### Instructions to follow
Can you find the lines of the listing that include "Path" and copy every one?

---------- Dataset extract

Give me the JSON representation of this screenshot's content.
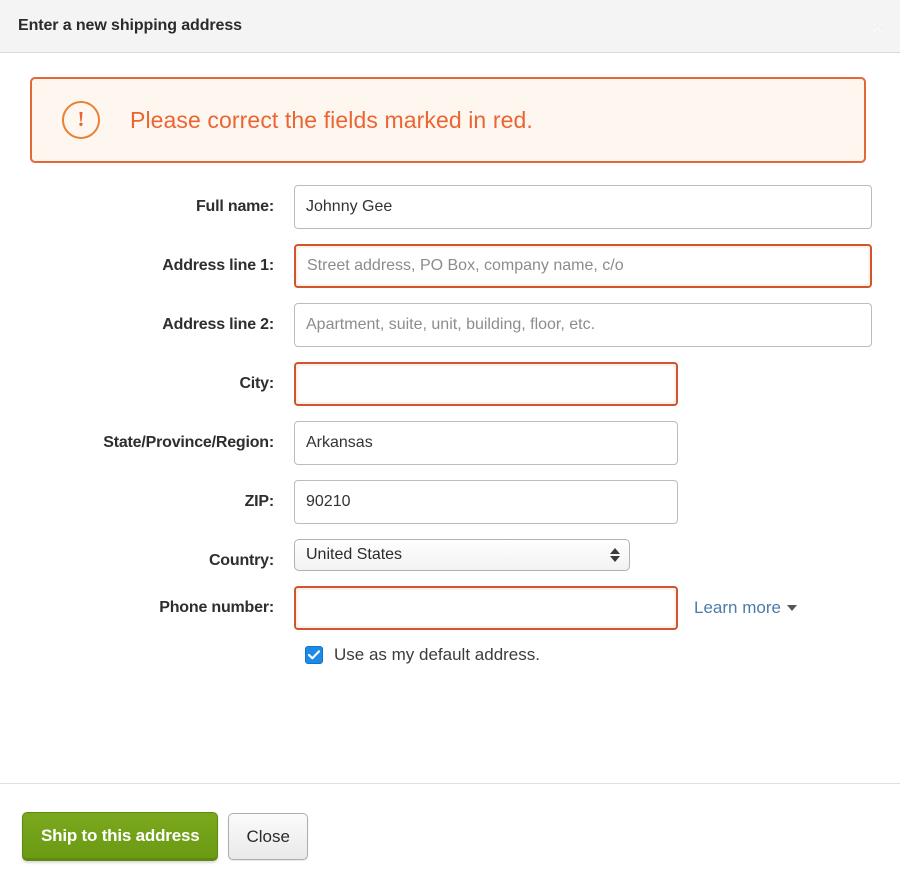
{
  "header": {
    "title": "Enter a new shipping address",
    "close_glyph": "×"
  },
  "alert": {
    "icon_glyph": "!",
    "message": "Please correct the fields marked in red.",
    "border_color": "#e4663a",
    "text_color": "#ed6433",
    "background_color": "#fdf7f0"
  },
  "form": {
    "fields": [
      {
        "label": "Full name:",
        "value": "Johnny Gee",
        "placeholder": "",
        "error": false,
        "width": "wide"
      },
      {
        "label": "Address line 1:",
        "value": "",
        "placeholder": "Street address, PO Box, company name, c/o",
        "error": true,
        "width": "wide"
      },
      {
        "label": "Address line 2:",
        "value": "",
        "placeholder": "Apartment, suite, unit, building, floor, etc.",
        "error": false,
        "width": "wide"
      },
      {
        "label": "City:",
        "value": "",
        "placeholder": "",
        "error": true,
        "width": "mid"
      },
      {
        "label": "State/Province/Region:",
        "value": "Arkansas",
        "placeholder": "",
        "error": false,
        "width": "mid"
      },
      {
        "label": "ZIP:",
        "value": "90210",
        "placeholder": "",
        "error": false,
        "width": "mid"
      }
    ],
    "country": {
      "label": "Country:",
      "selected": "United States"
    },
    "phone": {
      "label": "Phone number:",
      "value": "",
      "placeholder": "",
      "error": true,
      "learn_more_label": "Learn more",
      "learn_more_color": "#4b7ca8"
    },
    "default_address": {
      "label": "Use as my default address.",
      "checked": true,
      "checkbox_color": "#1e8ae8"
    }
  },
  "footer": {
    "submit_label": "Ship to this address",
    "submit_color": "#6b9a14",
    "close_label": "Close"
  }
}
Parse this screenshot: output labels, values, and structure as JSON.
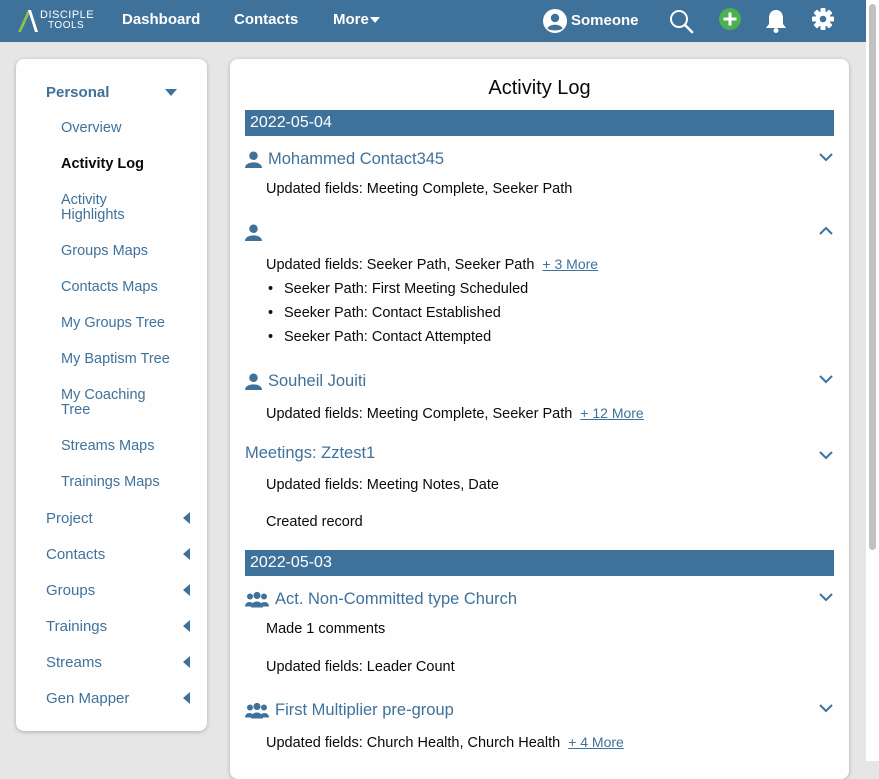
{
  "topbar": {
    "logo_line1": "DISCIPLE",
    "logo_line2": "TOOLS",
    "nav": [
      "Dashboard",
      "Contacts",
      "More"
    ],
    "user_name": "Someone",
    "icons": [
      "search-icon",
      "add-icon",
      "bell-icon",
      "gear-icon"
    ],
    "add_color": "#4caf50"
  },
  "sidebar": {
    "section_title": "Personal",
    "sub_items": [
      "Overview",
      "Activity Log",
      "Activity Highlights",
      "Groups Maps",
      "Contacts Maps",
      "My Groups Tree",
      "My Baptism Tree",
      "My Coaching Tree",
      "Streams Maps",
      "Trainings Maps"
    ],
    "active_item": "Activity Log",
    "sections": [
      "Project",
      "Contacts",
      "Groups",
      "Trainings",
      "Streams",
      "Gen Mapper"
    ]
  },
  "main": {
    "title": "Activity Log",
    "days": [
      {
        "date": "2022-05-04",
        "entries": [
          {
            "title": "Mohammed Contact345",
            "icon": "person-icon",
            "lines": [
              "Updated fields: Meeting Complete, Seeker Path"
            ]
          },
          {
            "title": "",
            "icon": "person-icon",
            "expanded": true,
            "lines": [
              "Updated fields: Seeker Path, Seeker Path"
            ],
            "more": "+ 3 More",
            "bullets": [
              "Seeker Path: First Meeting Scheduled",
              "Seeker Path: Contact Established",
              "Seeker Path: Contact Attempted"
            ]
          },
          {
            "title": "Souheil Jouiti",
            "icon": "person-icon",
            "lines": [
              "Updated fields: Meeting Complete, Seeker Path"
            ],
            "more": "+ 12 More"
          },
          {
            "title": "Meetings: Zztest1",
            "icon": "",
            "lines": [
              "Updated fields: Meeting Notes, Date",
              "Created record"
            ]
          }
        ]
      },
      {
        "date": "2022-05-03",
        "entries": [
          {
            "title": "Act. Non-Committed type Church",
            "icon": "group-icon",
            "lines": [
              "Made 1 comments",
              "Updated fields: Leader Count"
            ]
          },
          {
            "title": "First Multiplier pre-group",
            "icon": "group-icon",
            "lines": [
              "Updated fields: Church Health, Church Health"
            ],
            "more": "+ 4 More"
          }
        ]
      }
    ]
  },
  "colors": {
    "brand": "#3f729b",
    "background": "#e6e6e6"
  }
}
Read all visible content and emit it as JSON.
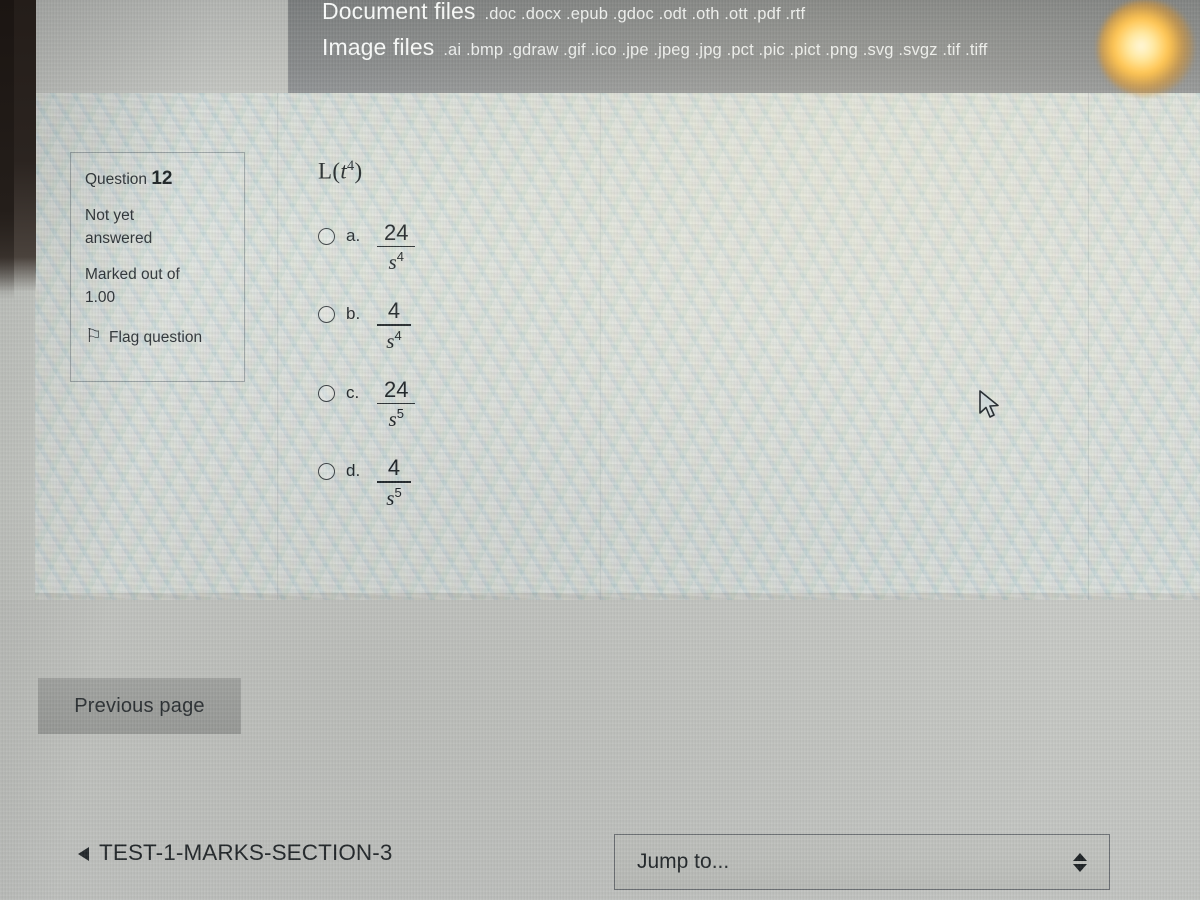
{
  "filetype_panel": {
    "rows": [
      {
        "label": "Document files",
        "extensions": ".doc .docx .epub .gdoc .odt .oth .ott .pdf .rtf"
      },
      {
        "label": "Image files",
        "extensions": ".ai .bmp .gdraw .gif .ico .jpe .jpeg .jpg .pct .pic .pict .png .svg .svgz .tif .tiff"
      }
    ]
  },
  "question_info": {
    "question_word": "Question",
    "question_number": "12",
    "status_line1": "Not yet",
    "status_line2": "answered",
    "marks_line1": "Marked out of",
    "marks_line2": "1.00",
    "flag_icon": "flag-outline-icon",
    "flag_label": "Flag question"
  },
  "question": {
    "stem_prefix": "L(",
    "stem_variable": "t",
    "stem_exponent": "4",
    "stem_suffix": ")",
    "stem_text": "L(t4)",
    "options": [
      {
        "letter": "a.",
        "numerator": "24",
        "denominator_base": "s",
        "denominator_exponent": "4",
        "selected": false
      },
      {
        "letter": "b.",
        "numerator": "4",
        "denominator_base": "s",
        "denominator_exponent": "4",
        "selected": false
      },
      {
        "letter": "c.",
        "numerator": "24",
        "denominator_base": "s",
        "denominator_exponent": "5",
        "selected": false
      },
      {
        "letter": "d.",
        "numerator": "4",
        "denominator_base": "s",
        "denominator_exponent": "5",
        "selected": false
      }
    ]
  },
  "navigation": {
    "previous_page_label": "Previous page",
    "previous_activity_label": "TEST-1-MARKS-SECTION-3",
    "previous_activity_icon": "triangle-left-icon",
    "jump_to_label": "Jump to...",
    "jump_to_arrows_icon": "updown-arrows-icon"
  },
  "cursor": {
    "icon": "mouse-pointer-icon"
  },
  "colors": {
    "panel_background": "#7e8182",
    "panel_text": "#f4f6f7",
    "page_background": "#c6c8c4",
    "content_background": "#dde3df",
    "text_primary": "#23282b",
    "button_background": "#a3a5a2",
    "border": "#6d7175",
    "glare": "#ffc451"
  }
}
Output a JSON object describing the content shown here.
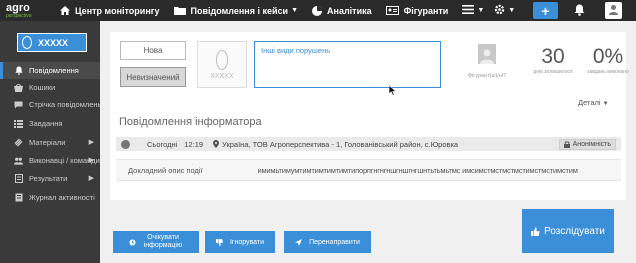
{
  "topbar": {
    "logo_main": "agro",
    "logo_sub": "perspectiva",
    "nav": [
      {
        "label": "Центр моніторингу",
        "icon": "home-icon"
      },
      {
        "label": "Повідомлення і кейси",
        "icon": "folder-icon"
      },
      {
        "label": "Аналітика",
        "icon": "pie-chart-icon"
      },
      {
        "label": "Фігуранти",
        "icon": "id-card-icon"
      }
    ],
    "add_label": "+"
  },
  "sidebar": {
    "org_name": "XXXXX",
    "items": [
      {
        "label": "Повідомлення",
        "icon": "bell-icon"
      },
      {
        "label": "Кошики",
        "icon": "basket-icon"
      },
      {
        "label": "Стрічка повідомлень",
        "icon": "feed-icon"
      },
      {
        "label": "Завдання",
        "icon": "tasks-icon"
      },
      {
        "label": "Матеріали",
        "icon": "materials-icon"
      },
      {
        "label": "Виконавці / команди",
        "icon": "users-icon"
      },
      {
        "label": "Результати",
        "icon": "results-icon"
      },
      {
        "label": "Журнал активності",
        "icon": "journal-icon"
      }
    ]
  },
  "report": {
    "status_new": "Нова",
    "status_undefined": "Невизначений",
    "thumb_text": "XXXXX",
    "violation_type": "Інші види порушень",
    "informer_label": "Фігурант(ы)/ні?",
    "stats": [
      {
        "value": "30",
        "label": "днів залишилося"
      },
      {
        "value": "0%",
        "label": "завдань виконано"
      }
    ]
  },
  "info": {
    "title": "Повідомлення інформатора",
    "date": "Сьогодні",
    "time": "12:19",
    "location": "Україна, ТОВ Агроперспектива - 1, Голованівський район, с.Юровка",
    "anonymity": "Анонімність",
    "description_label": "Докладний опис події",
    "description_value": "имимьтимумтимтимтимтимтипорпгнгнгншгншгнгшнтьтьмьтмс имсимстмстмстмстимстмстимстим",
    "details": "Деталі"
  },
  "actions": {
    "contact": "Очікувати інформацію",
    "ignore": "Ігнорувати",
    "redirect": "Перенаправити",
    "investigate": "Розслідувати"
  },
  "colors": {
    "accent": "#3b8fd8",
    "topbar": "#2a2a2a",
    "sidebar": "#3a3a3a"
  }
}
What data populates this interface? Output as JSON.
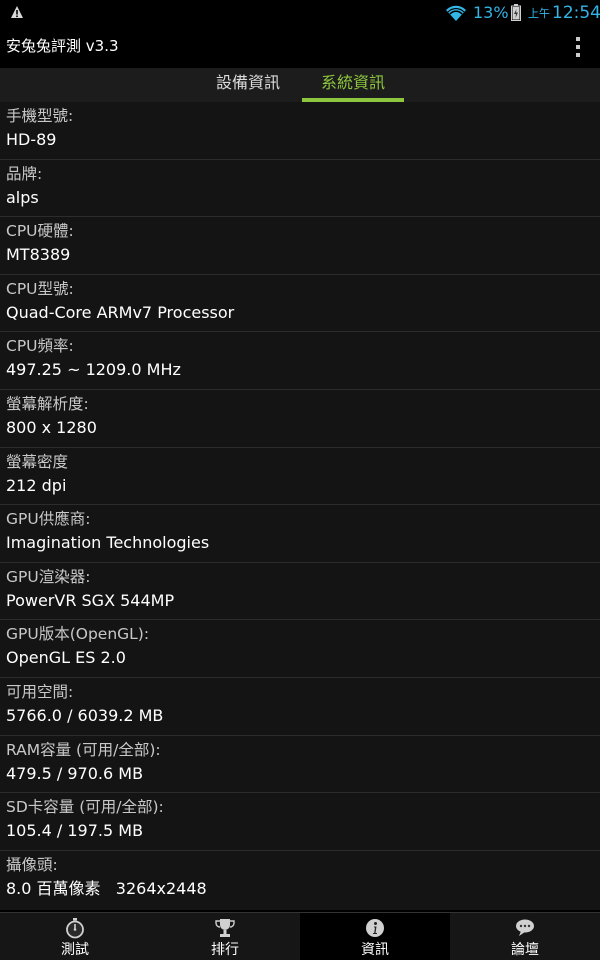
{
  "status_bar": {
    "battery_pct": "13%",
    "ampm": "上午",
    "time": "12:54",
    "icons": [
      "warning-icon",
      "wifi-icon",
      "battery-icon"
    ],
    "accent_color": "#33b5e5"
  },
  "action_bar": {
    "title": "安兔兔評測 v3.3",
    "menu_icon": "overflow-menu-icon"
  },
  "tabs": {
    "items": [
      {
        "label": "設備資訊",
        "selected": false
      },
      {
        "label": "系統資訊",
        "selected": true
      }
    ],
    "selected_color": "#8ec63f"
  },
  "info": {
    "items": [
      {
        "label": "手機型號:",
        "value": "HD-89"
      },
      {
        "label": "品牌:",
        "value": "alps"
      },
      {
        "label": "CPU硬體:",
        "value": "MT8389"
      },
      {
        "label": "CPU型號:",
        "value": "Quad-Core ARMv7 Processor"
      },
      {
        "label": "CPU頻率:",
        "value": "497.25 ~ 1209.0 MHz"
      },
      {
        "label": "螢幕解析度:",
        "value": "800 x 1280"
      },
      {
        "label": "螢幕密度",
        "value": "212 dpi"
      },
      {
        "label": "GPU供應商:",
        "value": "Imagination Technologies"
      },
      {
        "label": "GPU渲染器:",
        "value": "PowerVR SGX 544MP"
      },
      {
        "label": "GPU版本(OpenGL):",
        "value": "OpenGL ES 2.0"
      },
      {
        "label": "可用空間:",
        "value": "5766.0 / 6039.2 MB"
      },
      {
        "label": "RAM容量 (可用/全部):",
        "value": "479.5 / 970.6 MB"
      },
      {
        "label": "SD卡容量 (可用/全部):",
        "value": "105.4 / 197.5 MB"
      },
      {
        "label": "攝像頭:",
        "value": "8.0 百萬像素   3264x2448"
      }
    ]
  },
  "bottom_nav": {
    "items": [
      {
        "label": "測試",
        "icon": "stopwatch-icon",
        "active": false
      },
      {
        "label": "排行",
        "icon": "trophy-icon",
        "active": false
      },
      {
        "label": "資訊",
        "icon": "info-icon",
        "active": true
      },
      {
        "label": "論壇",
        "icon": "chat-bubble-icon",
        "active": false
      }
    ]
  }
}
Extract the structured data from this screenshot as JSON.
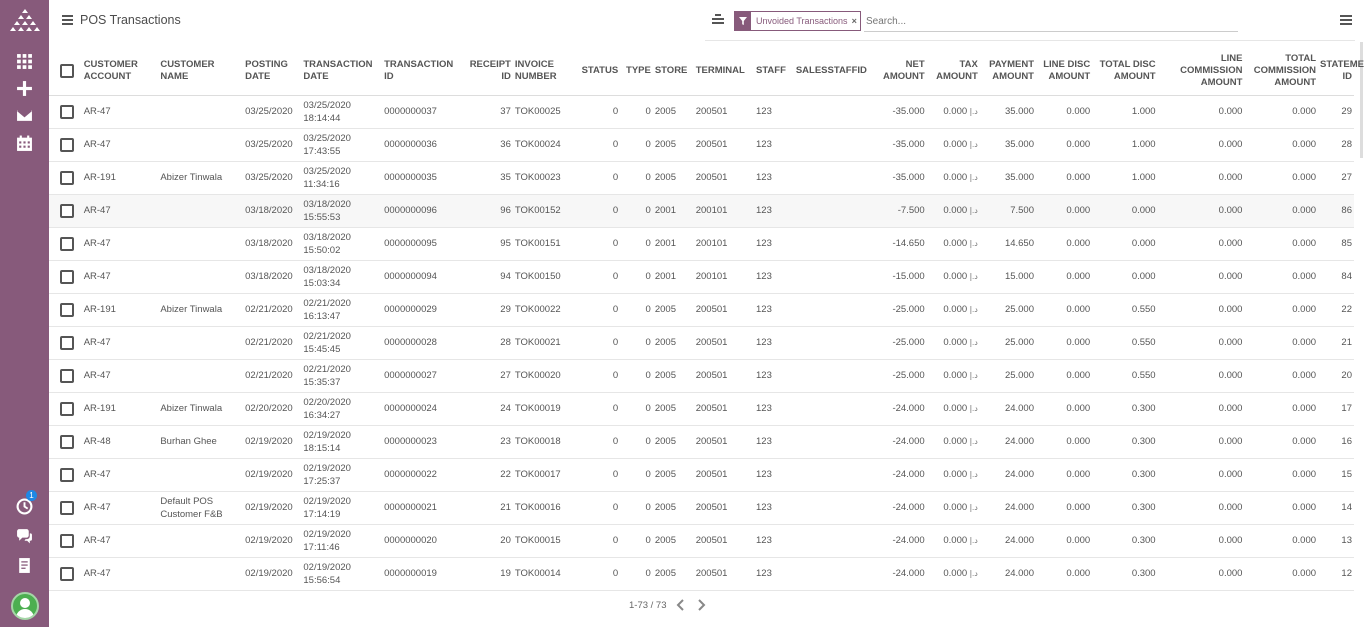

--------------------

### Response
              "Updated fields: Meeting Complete, Seeker Path"
              "Updated fields: Seeker Path, Seeker Path"
              "Seeker Path: First Meeting Scheduled",
              "Seeker Path: Contact Established",
              "Seeker Path: Contact Attempted"
              "Updated fields: Meeting Complete, Seeker Path"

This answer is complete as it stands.